• **SHORT EXERCISE**
Quote every line as given.

(Dataset excerpts)

■ ■ ■ ■ ■

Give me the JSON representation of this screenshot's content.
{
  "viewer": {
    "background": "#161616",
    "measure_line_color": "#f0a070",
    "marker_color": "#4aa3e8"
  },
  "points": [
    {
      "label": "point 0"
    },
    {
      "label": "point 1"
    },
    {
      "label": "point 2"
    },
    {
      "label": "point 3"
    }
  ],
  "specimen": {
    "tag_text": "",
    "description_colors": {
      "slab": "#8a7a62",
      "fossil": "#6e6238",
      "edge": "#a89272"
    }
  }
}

■ ■ ■ ■ ■

• **THE SOLUTION**
Give me the JSON representation of this screenshot's content.
{
  "viewer": {
    "background": "#161616",
    "measure_line_color": "#f0a070",
    "marker_color": "#4aa3e8"
  },
  "points": [
    {
      "label": "point 0"
    },
    {
      "label": "point 1"
    },
    {
      "label": "point 2"
    },
    {
      "label": "point 3"
    }
  ],
  "specimen": {
    "tag_text": "",
    "description_colors": {
      "slab": "#8a7a62",
      "fossil": "#6e6238",
      "edge": "#a89272"
    }
  }
}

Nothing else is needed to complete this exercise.